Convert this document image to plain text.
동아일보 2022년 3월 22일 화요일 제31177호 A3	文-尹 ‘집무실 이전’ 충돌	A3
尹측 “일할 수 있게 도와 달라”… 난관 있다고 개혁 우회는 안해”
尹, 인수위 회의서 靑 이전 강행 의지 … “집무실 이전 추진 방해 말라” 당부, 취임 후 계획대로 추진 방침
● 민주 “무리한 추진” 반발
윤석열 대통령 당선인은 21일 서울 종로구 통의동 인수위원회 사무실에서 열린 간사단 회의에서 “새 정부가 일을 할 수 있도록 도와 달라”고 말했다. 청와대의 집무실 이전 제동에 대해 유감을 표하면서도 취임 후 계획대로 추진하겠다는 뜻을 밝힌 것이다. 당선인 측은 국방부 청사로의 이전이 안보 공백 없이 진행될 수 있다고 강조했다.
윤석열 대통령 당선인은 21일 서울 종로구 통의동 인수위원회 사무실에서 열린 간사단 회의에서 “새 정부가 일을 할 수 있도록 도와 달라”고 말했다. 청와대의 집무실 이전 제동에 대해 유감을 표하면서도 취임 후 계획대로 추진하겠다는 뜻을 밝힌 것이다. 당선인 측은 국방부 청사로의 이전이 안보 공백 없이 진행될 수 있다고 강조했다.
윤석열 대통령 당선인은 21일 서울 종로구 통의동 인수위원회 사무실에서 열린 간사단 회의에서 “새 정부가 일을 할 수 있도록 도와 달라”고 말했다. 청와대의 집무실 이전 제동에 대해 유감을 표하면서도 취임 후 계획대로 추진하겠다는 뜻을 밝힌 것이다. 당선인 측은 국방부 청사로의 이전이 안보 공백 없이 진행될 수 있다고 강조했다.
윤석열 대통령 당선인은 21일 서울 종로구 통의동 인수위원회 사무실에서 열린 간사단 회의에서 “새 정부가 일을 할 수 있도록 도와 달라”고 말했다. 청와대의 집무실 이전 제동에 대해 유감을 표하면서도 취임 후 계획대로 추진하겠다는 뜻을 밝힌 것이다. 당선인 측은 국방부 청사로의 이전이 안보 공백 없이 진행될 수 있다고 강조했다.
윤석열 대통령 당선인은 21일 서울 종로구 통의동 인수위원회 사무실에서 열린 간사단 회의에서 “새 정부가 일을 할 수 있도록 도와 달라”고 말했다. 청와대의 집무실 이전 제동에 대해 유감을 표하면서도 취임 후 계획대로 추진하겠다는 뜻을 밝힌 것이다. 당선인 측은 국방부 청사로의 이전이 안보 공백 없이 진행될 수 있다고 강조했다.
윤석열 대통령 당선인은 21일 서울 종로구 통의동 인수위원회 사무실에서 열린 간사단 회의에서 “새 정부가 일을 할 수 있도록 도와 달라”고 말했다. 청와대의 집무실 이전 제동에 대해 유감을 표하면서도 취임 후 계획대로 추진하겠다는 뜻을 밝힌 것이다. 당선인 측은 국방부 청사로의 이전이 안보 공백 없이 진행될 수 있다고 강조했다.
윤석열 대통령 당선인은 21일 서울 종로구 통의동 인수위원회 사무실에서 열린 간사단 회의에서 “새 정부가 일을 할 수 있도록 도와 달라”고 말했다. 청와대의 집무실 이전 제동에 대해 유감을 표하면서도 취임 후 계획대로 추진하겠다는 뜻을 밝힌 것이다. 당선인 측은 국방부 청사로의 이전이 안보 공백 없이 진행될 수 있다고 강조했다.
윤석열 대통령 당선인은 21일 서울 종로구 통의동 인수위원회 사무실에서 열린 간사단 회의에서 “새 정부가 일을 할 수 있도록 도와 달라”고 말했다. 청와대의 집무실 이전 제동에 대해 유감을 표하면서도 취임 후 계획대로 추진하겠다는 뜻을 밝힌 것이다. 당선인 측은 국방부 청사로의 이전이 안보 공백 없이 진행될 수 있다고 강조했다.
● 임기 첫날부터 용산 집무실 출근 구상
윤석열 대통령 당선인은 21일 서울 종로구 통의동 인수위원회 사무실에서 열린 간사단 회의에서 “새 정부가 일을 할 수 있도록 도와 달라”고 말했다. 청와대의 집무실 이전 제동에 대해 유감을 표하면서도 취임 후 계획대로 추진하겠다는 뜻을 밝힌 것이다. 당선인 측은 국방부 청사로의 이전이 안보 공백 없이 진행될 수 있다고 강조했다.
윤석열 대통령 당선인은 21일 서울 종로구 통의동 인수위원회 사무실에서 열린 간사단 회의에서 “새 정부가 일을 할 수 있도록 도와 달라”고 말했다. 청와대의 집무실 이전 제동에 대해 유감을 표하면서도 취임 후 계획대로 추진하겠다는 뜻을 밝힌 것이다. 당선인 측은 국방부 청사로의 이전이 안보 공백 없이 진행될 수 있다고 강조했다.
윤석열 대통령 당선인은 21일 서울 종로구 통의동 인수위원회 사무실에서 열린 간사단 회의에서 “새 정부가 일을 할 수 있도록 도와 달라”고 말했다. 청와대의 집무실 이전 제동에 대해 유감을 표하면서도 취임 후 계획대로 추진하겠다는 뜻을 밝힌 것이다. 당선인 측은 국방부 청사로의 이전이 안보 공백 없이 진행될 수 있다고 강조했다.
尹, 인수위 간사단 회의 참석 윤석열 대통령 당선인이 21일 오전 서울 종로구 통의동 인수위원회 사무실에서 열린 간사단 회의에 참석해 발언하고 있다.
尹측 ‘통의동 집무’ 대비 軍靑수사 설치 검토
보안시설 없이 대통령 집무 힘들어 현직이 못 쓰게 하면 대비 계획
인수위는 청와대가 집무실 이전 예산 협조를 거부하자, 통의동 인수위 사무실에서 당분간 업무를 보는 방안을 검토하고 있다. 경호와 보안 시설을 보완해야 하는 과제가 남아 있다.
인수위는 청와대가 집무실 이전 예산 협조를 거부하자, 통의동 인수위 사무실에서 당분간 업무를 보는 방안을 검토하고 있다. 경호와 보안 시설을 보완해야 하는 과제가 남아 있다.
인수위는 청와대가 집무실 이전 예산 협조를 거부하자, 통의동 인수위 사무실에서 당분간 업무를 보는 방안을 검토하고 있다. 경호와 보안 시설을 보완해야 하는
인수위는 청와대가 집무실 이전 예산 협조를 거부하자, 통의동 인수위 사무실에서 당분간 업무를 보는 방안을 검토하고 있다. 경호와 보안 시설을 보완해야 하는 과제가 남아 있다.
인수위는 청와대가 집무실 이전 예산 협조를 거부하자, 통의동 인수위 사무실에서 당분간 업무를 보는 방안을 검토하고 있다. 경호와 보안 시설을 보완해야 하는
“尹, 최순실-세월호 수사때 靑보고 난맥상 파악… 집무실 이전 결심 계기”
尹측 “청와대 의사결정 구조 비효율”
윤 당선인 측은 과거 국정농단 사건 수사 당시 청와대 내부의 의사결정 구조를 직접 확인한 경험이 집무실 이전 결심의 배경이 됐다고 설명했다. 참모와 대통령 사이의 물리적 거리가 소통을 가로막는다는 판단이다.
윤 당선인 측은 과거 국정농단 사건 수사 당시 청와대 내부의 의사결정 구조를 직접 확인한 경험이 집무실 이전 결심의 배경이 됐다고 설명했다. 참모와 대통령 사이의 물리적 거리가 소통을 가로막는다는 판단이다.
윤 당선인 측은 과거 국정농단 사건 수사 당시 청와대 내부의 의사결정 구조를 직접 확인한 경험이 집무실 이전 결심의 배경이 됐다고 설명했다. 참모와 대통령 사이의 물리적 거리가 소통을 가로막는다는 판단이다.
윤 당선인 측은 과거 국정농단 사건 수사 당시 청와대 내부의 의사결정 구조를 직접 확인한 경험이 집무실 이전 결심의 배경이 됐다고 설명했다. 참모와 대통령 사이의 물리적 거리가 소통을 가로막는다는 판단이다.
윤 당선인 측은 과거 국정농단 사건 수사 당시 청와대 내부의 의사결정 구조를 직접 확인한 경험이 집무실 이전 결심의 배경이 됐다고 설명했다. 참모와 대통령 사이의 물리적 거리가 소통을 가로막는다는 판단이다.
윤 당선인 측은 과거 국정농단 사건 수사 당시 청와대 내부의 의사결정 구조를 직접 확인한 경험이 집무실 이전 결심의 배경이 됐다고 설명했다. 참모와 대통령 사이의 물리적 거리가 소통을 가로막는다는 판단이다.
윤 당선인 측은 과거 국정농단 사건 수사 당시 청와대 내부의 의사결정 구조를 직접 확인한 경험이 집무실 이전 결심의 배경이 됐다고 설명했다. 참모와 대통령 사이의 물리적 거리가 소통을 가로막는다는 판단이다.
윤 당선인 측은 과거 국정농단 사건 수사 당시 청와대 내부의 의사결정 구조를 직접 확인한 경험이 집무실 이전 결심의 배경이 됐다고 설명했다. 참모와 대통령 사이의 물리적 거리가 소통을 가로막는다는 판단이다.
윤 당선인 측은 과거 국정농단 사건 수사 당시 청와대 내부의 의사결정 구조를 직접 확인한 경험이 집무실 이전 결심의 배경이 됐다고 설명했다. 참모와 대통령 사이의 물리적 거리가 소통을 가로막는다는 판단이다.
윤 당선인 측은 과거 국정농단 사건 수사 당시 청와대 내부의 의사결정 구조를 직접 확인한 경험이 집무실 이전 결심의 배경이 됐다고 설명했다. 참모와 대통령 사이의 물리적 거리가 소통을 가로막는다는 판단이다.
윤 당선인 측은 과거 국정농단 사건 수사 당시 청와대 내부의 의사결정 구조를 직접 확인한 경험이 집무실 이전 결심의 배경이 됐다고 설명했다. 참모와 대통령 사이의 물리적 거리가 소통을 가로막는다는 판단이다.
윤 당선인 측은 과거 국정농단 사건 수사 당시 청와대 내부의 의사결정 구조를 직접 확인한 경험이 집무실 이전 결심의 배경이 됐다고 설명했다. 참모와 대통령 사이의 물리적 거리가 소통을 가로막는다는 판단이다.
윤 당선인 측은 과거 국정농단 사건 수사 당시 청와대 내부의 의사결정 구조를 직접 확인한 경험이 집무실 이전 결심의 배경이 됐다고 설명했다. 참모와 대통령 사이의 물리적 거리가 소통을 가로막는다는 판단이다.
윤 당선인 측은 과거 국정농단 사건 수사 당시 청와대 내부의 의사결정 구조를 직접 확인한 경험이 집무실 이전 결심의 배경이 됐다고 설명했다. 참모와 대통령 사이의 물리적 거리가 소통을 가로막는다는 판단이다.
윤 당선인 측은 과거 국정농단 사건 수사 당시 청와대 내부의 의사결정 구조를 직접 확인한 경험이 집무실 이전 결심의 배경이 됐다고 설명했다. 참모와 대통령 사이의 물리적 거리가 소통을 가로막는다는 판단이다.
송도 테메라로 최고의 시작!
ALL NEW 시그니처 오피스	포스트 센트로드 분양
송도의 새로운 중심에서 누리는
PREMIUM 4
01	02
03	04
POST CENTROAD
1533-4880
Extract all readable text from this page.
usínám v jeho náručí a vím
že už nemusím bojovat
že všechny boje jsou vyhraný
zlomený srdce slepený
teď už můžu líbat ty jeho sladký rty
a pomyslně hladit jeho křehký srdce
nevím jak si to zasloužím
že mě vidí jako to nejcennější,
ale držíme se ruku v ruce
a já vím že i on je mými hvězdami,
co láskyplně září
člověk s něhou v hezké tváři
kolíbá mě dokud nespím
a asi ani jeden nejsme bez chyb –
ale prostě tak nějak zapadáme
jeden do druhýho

•••

[Written instruction] Using the entries above, tally how many lines have the word "jeden" in them; write the number and nothing more.

[Completed exercise] 2